-- RECORDS PROVIDED start --

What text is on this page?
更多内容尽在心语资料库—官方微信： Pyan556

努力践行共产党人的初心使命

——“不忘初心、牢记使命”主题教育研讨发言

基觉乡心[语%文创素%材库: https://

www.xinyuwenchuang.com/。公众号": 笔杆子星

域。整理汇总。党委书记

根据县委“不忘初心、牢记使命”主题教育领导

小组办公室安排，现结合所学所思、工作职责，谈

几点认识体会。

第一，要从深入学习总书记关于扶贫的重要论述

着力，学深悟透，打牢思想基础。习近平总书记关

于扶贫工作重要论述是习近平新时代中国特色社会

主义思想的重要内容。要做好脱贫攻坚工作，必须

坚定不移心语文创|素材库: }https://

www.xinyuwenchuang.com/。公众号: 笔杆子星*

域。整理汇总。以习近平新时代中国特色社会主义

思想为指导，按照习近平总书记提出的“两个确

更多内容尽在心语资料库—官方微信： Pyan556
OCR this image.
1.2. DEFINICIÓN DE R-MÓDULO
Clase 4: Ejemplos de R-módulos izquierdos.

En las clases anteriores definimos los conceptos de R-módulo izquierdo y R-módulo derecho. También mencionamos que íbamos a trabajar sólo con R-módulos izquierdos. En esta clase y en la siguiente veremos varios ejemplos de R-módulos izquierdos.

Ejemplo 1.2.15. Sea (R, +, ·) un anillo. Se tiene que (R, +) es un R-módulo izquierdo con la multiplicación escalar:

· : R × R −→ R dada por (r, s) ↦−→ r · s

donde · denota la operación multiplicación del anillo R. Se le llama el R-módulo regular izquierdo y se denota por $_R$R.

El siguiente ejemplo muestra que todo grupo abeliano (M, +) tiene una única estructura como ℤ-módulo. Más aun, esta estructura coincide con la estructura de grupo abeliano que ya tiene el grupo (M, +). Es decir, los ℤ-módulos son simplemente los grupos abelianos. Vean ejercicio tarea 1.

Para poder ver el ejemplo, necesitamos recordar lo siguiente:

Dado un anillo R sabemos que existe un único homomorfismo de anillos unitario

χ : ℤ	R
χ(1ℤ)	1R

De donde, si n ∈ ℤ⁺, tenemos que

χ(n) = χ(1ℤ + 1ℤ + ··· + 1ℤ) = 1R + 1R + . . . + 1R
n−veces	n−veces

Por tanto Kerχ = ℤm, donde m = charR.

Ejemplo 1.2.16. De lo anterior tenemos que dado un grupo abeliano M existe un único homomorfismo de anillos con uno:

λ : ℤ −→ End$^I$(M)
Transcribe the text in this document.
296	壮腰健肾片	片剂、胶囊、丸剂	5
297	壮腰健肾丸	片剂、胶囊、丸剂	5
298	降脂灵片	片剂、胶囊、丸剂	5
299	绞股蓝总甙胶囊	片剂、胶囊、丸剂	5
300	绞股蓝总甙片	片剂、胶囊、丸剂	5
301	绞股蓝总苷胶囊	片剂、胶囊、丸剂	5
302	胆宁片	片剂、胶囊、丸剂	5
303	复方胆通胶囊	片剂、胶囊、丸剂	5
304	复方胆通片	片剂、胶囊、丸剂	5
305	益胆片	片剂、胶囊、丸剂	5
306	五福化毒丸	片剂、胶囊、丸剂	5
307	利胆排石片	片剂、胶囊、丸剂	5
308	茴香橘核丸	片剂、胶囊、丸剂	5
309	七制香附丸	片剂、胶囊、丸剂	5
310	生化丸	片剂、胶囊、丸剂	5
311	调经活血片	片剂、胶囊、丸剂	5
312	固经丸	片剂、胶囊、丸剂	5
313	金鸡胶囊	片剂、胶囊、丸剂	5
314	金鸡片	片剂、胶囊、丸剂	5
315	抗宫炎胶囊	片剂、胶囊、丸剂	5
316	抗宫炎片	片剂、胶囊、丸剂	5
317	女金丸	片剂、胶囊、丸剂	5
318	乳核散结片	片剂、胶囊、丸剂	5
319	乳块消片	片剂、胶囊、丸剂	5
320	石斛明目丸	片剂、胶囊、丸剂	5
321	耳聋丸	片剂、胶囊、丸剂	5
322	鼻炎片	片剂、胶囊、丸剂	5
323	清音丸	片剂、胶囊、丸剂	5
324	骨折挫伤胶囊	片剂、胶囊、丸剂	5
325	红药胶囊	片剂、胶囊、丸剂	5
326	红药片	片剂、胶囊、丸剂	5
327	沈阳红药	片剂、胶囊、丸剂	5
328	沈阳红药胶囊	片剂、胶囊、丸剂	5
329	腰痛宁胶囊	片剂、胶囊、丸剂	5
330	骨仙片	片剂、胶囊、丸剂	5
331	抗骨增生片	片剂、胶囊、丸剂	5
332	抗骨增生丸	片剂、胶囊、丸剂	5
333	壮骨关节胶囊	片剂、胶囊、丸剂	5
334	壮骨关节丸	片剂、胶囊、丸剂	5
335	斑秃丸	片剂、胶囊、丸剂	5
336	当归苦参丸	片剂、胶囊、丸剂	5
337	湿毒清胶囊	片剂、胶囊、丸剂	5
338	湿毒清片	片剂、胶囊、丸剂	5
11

-- RECORDS PROVIDED end --

_TASK STATEMENT_
Scan the lines for the string "笔杆子星". Pick out every line that has it.

_SOLVED PROBLEM_
www.xinyuwenchuang.com/。公众号": 笔杆子星
www.xinyuwenchuang.com/。公众号: 笔杆子星*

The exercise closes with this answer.